§ Text
# Does your dog kiss you?



## Mandalay (Apr 21, 2008)

Mandalay will "kiss" us if we ask her to, mainly because we always told her not to when she was smaller, but if she can manage to get to the baby, she LOVES to wipe her tongue across Dharma's face. When my mom is visiting, she will immediately go wipe Dharma's face off...does anyone else's dog kiss them or their kids?


----------



## grmnshpd21 (May 5, 2005)

Molly likes to give kisses and it is so cute because she is so gentle when she gives kisses.
This topic just made me remember the cutest pictures I have of Molly when she was a puppy with my cousin. Her gentle little puppy kisses


----------



## littledmc17 (Apr 9, 2008)

every morning Brady jumps into bed with me and gives me baby kisses to wake me up.

He loves giving kisses only when his ball isn't in sight


----------



## CookieTN (Sep 14, 2008)

Sometimes Cookie will walk by, stop in front of me, lick my face, and walk on. I gues that she's reminind me that she







s me.


----------



## GunnersMom (Jan 25, 2008)

Gunner will, but usually only if I ask him to "gimme kisses." And even then, they're real little, almost shy kisses. It's like he's embarrassed at all the mushiness.









My Golden, on the other hand, is a master of the "kiss attack." He'll pin you down and lick your whole face until you manage to get up.


----------



## Ursa Lunar (Jul 11, 2003)

All three of ours are kissers; on command and at will. They tend to either kiss my fingers or my chin and neck. Children they'll kiss wherever they can reach









That pic of Molly and the baby is precious!


----------



## VectorSketcher (Jul 20, 2008)

§ Dataset extract
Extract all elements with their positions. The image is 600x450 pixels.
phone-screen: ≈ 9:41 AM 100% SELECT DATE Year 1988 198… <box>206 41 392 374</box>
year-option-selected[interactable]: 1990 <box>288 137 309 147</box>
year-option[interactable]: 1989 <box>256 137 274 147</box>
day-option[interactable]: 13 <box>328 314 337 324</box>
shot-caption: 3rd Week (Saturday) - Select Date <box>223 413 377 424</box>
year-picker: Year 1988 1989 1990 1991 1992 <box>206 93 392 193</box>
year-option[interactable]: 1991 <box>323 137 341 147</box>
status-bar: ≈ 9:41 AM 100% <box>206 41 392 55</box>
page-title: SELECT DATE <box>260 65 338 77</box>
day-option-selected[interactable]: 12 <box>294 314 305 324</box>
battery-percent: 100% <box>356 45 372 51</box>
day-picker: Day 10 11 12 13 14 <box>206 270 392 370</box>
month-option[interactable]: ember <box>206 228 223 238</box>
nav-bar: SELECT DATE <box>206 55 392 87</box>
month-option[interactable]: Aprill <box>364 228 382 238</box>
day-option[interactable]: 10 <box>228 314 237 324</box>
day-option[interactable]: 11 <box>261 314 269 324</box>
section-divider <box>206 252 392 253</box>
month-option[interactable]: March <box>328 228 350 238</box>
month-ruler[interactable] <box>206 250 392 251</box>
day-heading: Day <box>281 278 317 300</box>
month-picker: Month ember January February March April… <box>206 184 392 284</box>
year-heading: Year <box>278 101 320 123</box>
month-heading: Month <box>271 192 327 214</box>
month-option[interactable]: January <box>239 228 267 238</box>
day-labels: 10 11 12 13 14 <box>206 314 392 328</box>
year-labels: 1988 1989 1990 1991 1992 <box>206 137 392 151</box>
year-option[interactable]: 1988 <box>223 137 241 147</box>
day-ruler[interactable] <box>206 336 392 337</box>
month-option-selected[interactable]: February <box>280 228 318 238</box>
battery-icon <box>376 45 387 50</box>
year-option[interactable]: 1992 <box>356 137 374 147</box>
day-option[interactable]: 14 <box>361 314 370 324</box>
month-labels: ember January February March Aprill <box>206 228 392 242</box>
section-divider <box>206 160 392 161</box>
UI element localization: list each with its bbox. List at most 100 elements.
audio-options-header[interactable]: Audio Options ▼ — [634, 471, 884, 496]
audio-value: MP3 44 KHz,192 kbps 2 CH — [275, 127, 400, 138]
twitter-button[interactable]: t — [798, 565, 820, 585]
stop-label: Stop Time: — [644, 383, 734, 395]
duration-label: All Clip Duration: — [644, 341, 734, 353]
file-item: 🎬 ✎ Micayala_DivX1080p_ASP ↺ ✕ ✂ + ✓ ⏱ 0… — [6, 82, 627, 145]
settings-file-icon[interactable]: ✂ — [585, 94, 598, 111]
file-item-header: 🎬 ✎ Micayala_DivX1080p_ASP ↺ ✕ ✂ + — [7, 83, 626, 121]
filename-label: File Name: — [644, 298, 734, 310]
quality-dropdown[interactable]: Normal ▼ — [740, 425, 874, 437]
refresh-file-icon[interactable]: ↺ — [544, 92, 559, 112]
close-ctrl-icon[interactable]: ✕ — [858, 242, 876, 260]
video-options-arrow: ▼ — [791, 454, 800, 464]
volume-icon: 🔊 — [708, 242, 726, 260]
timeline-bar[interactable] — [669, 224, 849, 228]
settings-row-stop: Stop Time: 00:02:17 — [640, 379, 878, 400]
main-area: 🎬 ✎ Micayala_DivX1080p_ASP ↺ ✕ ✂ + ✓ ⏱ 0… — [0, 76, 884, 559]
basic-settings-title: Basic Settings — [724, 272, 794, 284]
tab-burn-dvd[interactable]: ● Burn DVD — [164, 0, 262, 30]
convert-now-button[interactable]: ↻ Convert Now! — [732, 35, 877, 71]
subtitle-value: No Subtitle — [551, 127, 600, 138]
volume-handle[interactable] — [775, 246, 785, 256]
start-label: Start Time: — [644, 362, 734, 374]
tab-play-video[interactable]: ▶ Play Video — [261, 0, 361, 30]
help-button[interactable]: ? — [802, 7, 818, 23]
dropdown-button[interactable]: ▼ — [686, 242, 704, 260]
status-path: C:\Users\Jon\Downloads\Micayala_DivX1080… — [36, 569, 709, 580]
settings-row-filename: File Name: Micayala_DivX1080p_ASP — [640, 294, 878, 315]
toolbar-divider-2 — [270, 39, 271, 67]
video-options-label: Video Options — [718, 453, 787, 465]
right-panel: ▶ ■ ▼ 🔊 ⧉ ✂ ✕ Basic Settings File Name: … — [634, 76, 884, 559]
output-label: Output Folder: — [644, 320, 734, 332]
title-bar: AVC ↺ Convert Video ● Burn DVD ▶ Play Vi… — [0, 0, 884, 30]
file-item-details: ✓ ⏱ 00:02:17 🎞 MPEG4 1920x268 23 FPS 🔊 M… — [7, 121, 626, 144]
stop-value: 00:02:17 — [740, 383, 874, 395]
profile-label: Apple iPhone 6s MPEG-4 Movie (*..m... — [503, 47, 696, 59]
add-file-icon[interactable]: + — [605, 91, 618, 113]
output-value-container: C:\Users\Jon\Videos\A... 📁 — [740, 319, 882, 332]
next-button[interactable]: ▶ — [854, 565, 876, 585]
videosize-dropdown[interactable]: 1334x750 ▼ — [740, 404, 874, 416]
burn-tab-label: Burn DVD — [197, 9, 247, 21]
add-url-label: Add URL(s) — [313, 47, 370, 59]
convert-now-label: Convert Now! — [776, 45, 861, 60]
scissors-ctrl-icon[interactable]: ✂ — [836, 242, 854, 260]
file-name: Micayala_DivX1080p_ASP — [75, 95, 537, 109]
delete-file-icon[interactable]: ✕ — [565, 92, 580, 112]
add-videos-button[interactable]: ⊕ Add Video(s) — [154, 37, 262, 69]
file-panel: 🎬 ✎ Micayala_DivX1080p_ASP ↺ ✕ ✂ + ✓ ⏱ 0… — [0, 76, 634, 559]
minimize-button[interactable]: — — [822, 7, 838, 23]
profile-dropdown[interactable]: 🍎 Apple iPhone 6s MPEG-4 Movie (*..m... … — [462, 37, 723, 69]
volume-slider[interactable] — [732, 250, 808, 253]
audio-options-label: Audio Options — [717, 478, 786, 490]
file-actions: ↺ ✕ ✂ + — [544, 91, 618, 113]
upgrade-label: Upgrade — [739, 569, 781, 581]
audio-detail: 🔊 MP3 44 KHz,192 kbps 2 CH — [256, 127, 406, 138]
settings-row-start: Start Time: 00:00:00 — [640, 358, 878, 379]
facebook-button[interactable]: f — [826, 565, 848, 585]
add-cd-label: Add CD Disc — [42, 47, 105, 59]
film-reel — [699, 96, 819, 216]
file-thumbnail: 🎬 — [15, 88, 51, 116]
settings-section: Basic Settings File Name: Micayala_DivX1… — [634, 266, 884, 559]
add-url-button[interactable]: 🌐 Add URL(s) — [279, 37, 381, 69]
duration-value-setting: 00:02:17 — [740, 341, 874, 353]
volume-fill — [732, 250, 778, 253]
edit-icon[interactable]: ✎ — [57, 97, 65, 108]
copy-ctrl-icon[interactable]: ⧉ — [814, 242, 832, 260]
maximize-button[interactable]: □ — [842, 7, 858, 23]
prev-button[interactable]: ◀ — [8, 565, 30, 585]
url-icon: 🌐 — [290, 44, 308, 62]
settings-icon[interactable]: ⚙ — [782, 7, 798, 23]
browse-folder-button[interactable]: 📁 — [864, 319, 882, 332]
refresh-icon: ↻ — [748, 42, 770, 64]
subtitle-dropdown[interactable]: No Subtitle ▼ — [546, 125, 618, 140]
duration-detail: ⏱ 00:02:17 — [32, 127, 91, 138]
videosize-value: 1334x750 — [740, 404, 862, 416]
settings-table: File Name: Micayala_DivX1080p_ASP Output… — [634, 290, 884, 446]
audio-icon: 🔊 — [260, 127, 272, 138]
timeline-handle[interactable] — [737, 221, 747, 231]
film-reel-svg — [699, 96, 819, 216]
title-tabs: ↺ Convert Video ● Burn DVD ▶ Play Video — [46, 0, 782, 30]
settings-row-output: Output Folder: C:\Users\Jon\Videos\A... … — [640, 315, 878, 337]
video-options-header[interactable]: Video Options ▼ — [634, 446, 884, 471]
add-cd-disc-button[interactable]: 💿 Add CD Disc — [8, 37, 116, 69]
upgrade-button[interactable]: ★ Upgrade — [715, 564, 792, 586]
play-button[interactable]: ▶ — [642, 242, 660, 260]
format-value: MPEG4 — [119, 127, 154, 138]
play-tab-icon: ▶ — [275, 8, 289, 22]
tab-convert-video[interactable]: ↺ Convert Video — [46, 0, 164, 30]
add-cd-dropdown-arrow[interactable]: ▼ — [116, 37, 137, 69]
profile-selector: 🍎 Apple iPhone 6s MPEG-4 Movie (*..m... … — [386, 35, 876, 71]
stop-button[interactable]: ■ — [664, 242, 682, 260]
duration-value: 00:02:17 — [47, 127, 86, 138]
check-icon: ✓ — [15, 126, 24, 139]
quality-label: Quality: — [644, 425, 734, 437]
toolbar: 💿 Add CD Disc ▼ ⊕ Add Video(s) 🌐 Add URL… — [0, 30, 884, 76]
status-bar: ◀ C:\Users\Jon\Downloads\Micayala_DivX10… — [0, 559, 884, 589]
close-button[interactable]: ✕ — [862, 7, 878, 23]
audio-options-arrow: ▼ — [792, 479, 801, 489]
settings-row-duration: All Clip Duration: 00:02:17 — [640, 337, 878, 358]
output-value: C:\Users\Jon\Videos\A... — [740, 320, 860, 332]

§ Task brief
Can you carry on the forum thread about dogs giving kisses, writing what comes next after its last line?

§ Task response
Riddick loves to give big wet kisses to my hubby, he just likes to wipe his nose on me. As for Rogue she is not into kisses really, just biting, lol, but she when she is excited to see us she gives us a thousand wet little kisses mixed in with a little teeth...it is all in good fun though.


----------



## tspiker03 (Sep 15, 2008)

Levi gives us Kisses. On very special occasions, Leyna will come down from on high and annoint us lowly humans with kisses. We feel humbled and blessed at times like these.


----------



## Emoore (Oct 9, 2002)

My dogs give the sweetest, most gentle kisses in the world. They melt my heart!


----------



## Mom2Sam (Jun 9, 2008)

Yep, Sam is a smoocher too. She loves to give all of us kisses, and I mean ALL the time lol.


----------



## Nikkoli110 (Sep 9, 2008)

Katie loves to give kisses! Although she doens't like to give them on command, she likes to give them spontaneously and at her convience. She also loves to kiss everything: hands, faces, arms, and especially toes!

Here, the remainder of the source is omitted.